WHAT YOU WILL DO
Locate the word "from" in the entries below, then gather every line that holds it.

MATERIALS PROVIDED
====
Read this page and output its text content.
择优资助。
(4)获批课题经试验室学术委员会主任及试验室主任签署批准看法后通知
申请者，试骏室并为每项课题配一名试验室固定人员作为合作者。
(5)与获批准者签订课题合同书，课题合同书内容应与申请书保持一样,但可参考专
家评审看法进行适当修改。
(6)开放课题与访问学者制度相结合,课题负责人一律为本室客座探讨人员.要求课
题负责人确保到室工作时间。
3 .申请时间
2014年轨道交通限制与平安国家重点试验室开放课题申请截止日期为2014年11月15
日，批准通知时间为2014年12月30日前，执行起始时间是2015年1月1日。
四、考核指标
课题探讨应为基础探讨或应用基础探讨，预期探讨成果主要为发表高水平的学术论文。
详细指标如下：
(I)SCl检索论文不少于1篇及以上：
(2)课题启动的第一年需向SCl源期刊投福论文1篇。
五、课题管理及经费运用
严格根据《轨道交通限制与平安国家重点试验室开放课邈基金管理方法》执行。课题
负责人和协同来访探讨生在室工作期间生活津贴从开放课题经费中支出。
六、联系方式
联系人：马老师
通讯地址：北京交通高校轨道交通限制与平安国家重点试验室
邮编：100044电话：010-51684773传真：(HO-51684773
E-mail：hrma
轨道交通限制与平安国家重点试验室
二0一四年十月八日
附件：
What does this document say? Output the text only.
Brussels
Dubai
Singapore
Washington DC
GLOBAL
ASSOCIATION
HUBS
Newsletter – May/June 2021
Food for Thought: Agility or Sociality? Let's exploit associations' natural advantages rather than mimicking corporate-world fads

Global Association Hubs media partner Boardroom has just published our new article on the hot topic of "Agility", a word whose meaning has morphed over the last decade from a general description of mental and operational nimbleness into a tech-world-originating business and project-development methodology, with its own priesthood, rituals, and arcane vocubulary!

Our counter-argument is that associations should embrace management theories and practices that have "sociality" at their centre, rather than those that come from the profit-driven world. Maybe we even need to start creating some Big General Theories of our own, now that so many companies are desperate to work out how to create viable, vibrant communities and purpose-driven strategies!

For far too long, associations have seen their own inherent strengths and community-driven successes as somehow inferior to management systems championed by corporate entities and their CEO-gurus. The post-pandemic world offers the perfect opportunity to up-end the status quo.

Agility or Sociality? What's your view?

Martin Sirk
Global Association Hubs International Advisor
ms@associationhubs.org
====
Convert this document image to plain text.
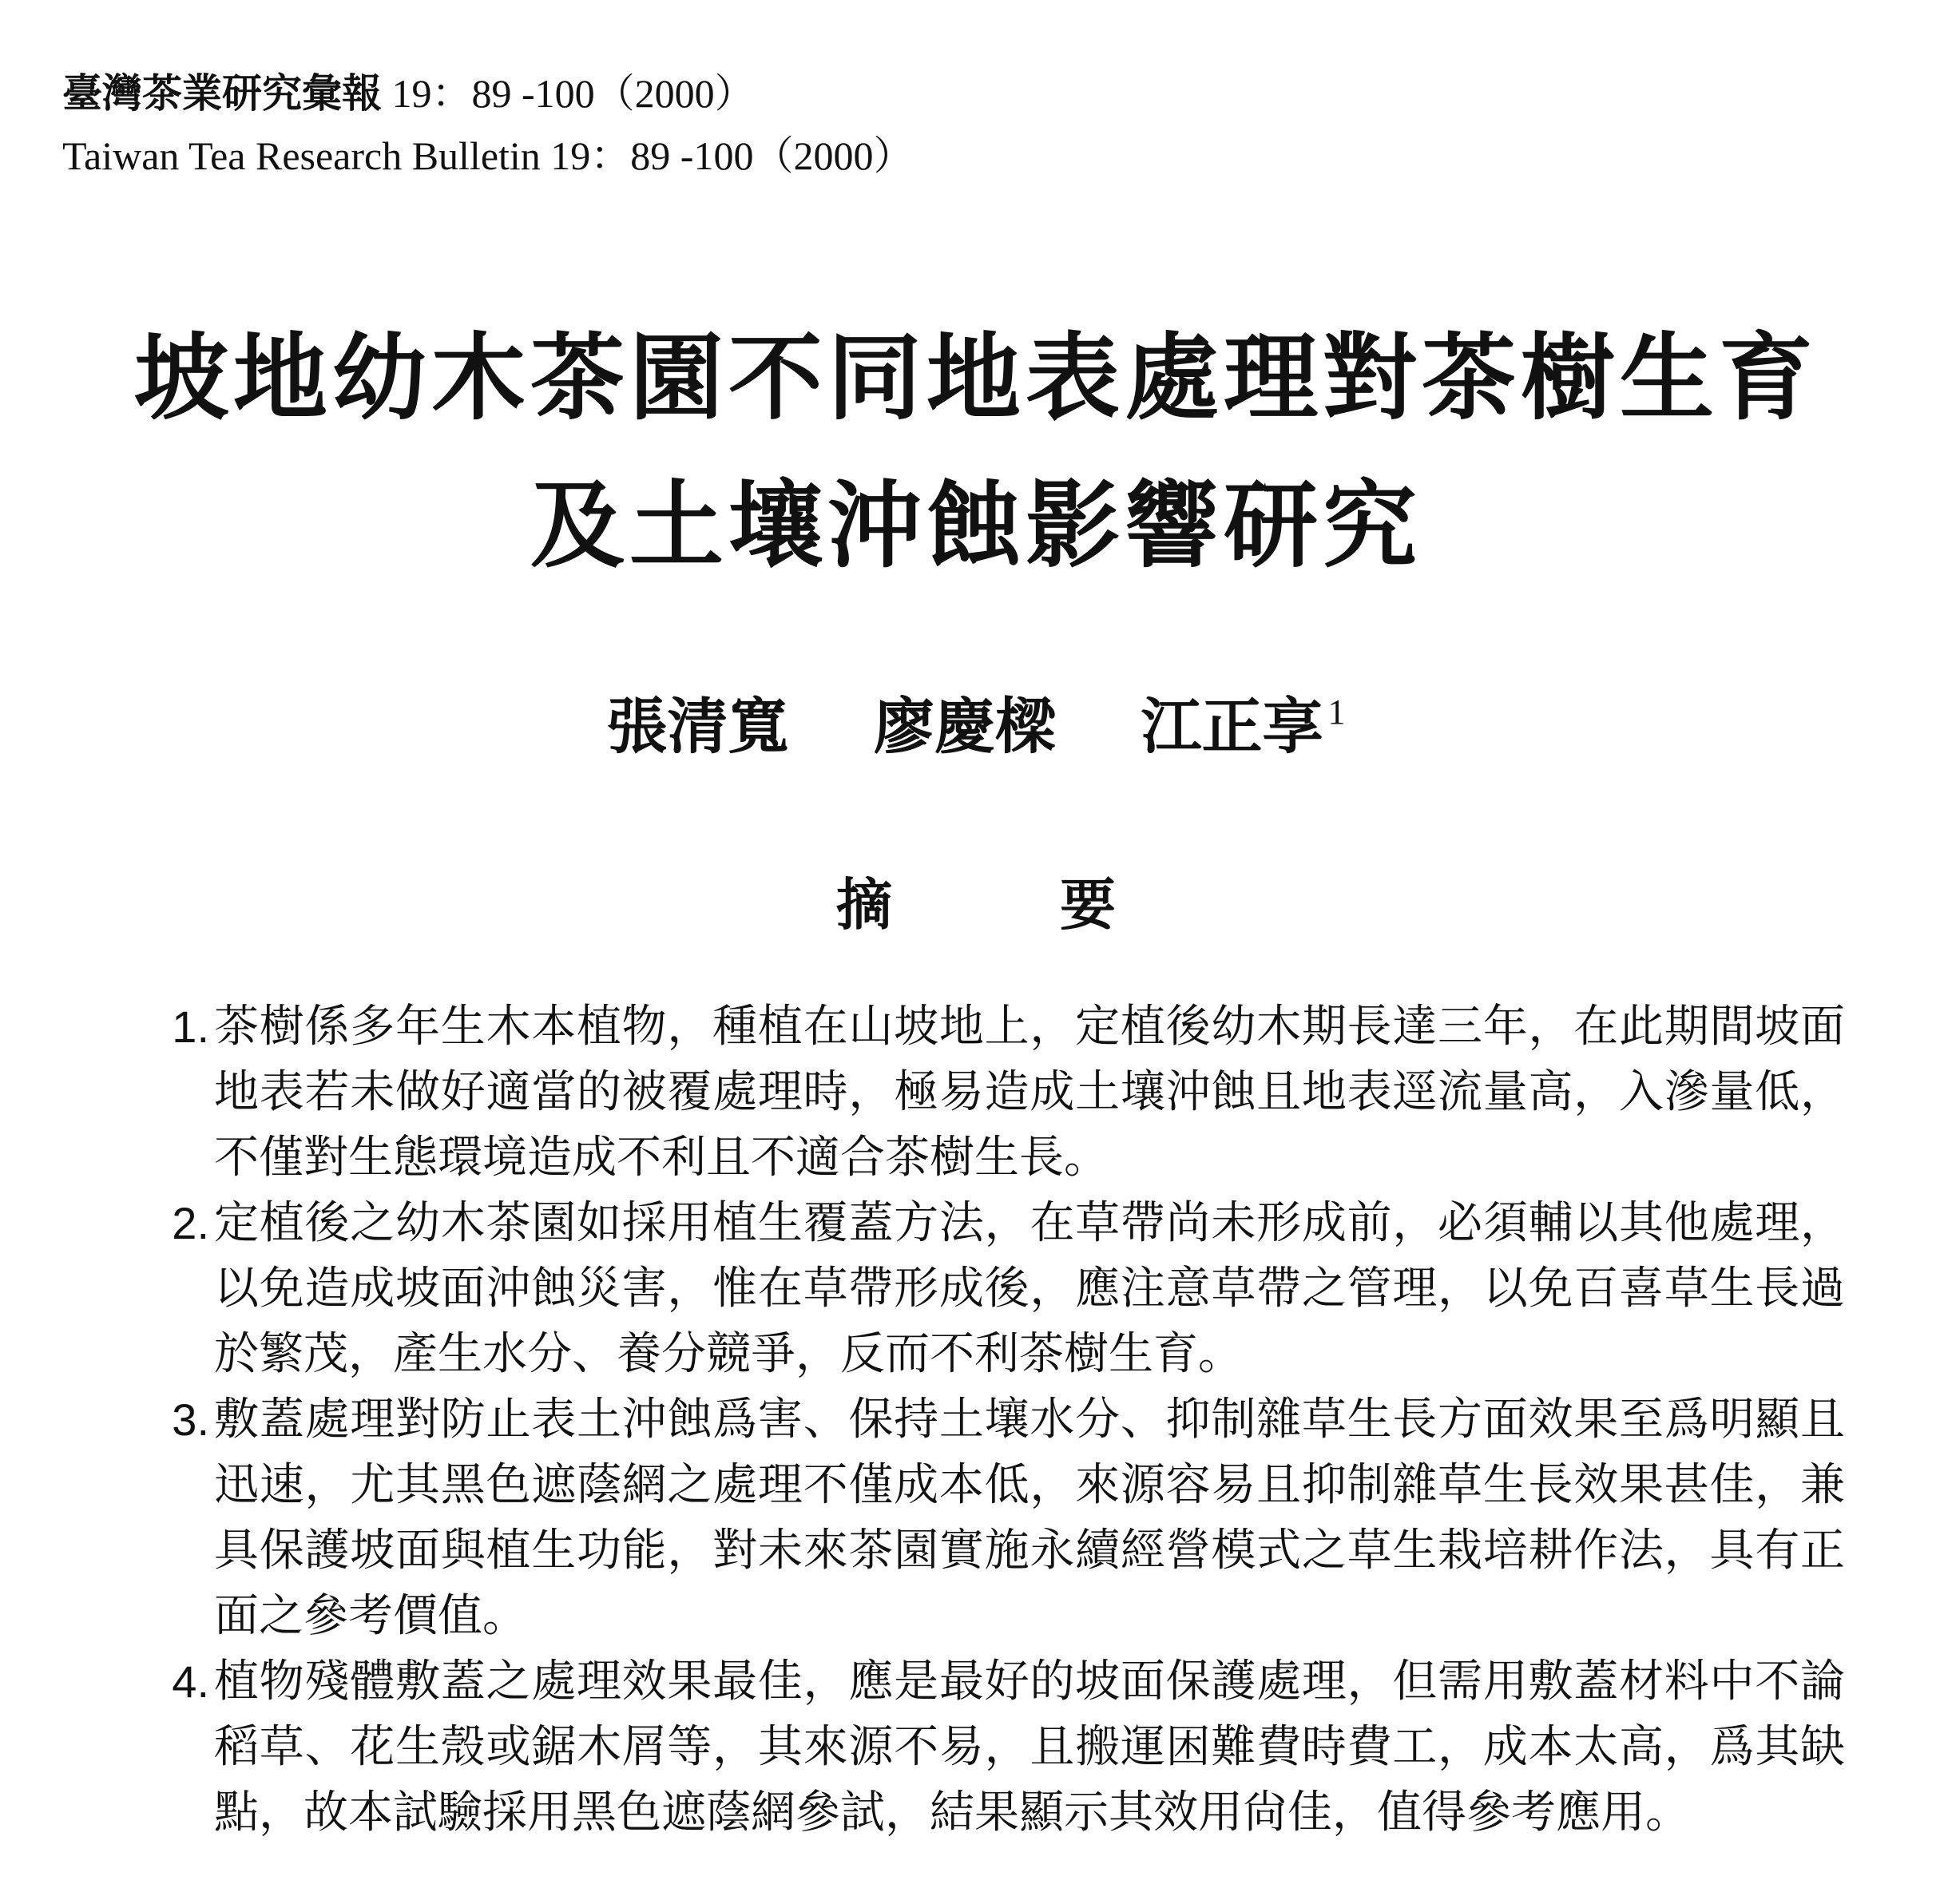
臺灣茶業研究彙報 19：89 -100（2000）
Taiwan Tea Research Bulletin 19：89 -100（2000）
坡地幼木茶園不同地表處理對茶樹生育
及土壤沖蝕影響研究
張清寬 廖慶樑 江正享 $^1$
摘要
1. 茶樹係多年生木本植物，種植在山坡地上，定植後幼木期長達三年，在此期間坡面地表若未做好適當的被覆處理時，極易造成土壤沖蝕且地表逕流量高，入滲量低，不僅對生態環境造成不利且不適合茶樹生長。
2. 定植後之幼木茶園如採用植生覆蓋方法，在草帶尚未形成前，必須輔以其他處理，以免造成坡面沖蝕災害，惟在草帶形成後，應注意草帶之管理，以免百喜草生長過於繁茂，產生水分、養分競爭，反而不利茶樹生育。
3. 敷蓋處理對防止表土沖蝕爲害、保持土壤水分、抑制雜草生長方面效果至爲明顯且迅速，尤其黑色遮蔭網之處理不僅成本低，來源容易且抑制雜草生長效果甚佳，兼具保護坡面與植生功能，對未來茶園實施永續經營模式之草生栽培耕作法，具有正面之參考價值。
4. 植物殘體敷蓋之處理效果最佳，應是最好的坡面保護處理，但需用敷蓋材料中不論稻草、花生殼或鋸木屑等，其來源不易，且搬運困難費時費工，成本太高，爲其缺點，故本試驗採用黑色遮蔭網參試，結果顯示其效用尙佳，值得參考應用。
====
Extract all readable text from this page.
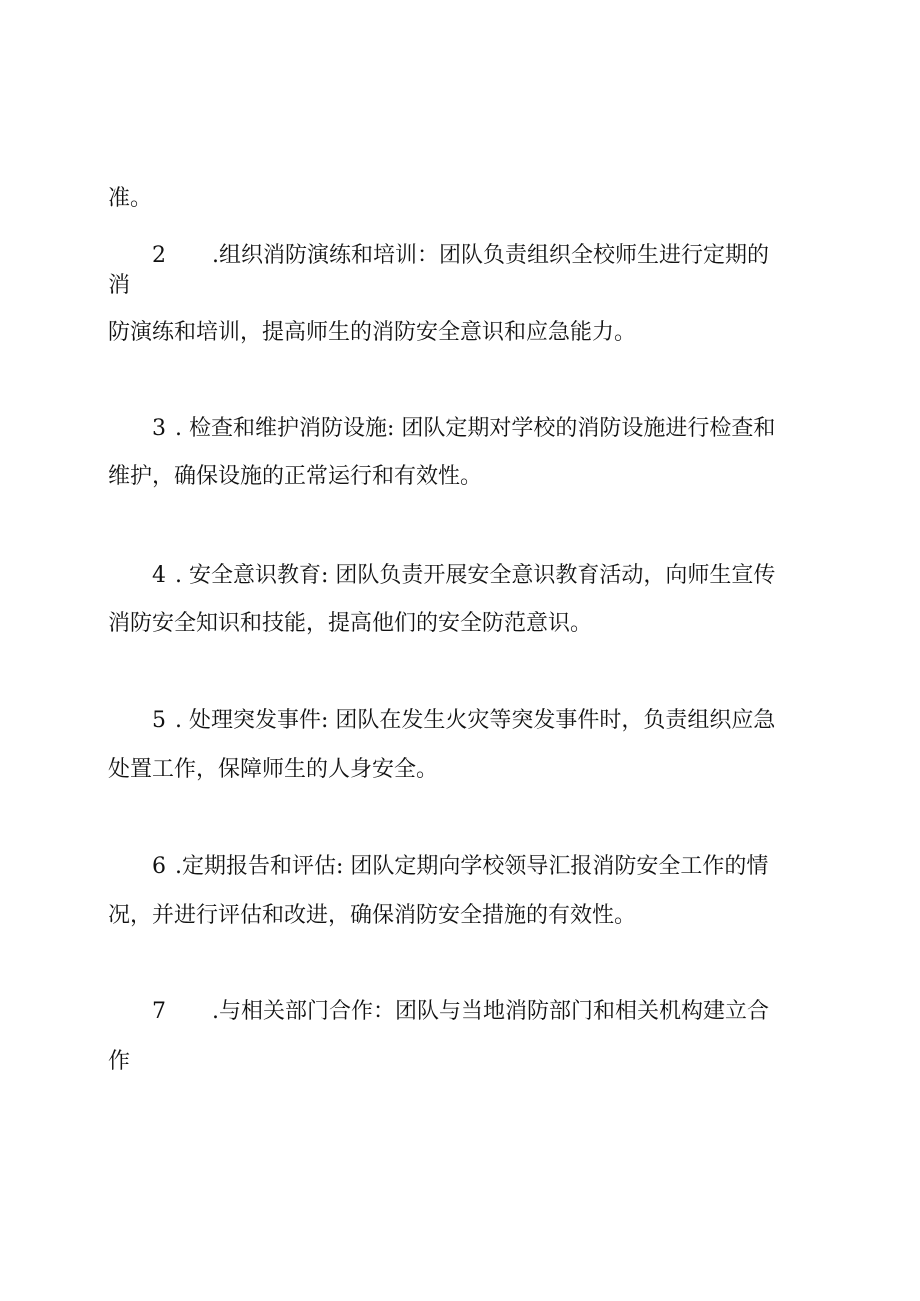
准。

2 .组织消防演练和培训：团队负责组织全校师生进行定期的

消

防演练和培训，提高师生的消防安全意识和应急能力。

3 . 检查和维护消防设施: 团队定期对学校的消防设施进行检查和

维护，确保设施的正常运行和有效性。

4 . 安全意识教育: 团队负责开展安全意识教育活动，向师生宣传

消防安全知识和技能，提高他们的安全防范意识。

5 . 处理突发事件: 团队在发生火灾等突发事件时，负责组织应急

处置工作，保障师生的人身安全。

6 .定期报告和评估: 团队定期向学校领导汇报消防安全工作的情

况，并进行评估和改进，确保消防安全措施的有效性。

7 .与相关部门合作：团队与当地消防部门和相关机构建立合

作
====
SOLUTION TO THIS PROBLEM
Global Association Hubs media partner Boardroom has just published our new article on the hot topic of "Agility", a word whose meaning has morphed over the last decade from a general description of mental and operational nimbleness into a tech-world-originating business and project-development methodology, with its own priesthood, rituals, and arcane vocubulary!
Our counter-argument is that associations should embrace management theories and practices that have "sociality" at their centre, rather than those that come from the profit-driven world. Maybe we even need to start creating some Big General Theories of our own, now that so many companies are desperate to work out how to create viable, vibrant communities and purpose-driven strategies!
Extract all readable text from this page.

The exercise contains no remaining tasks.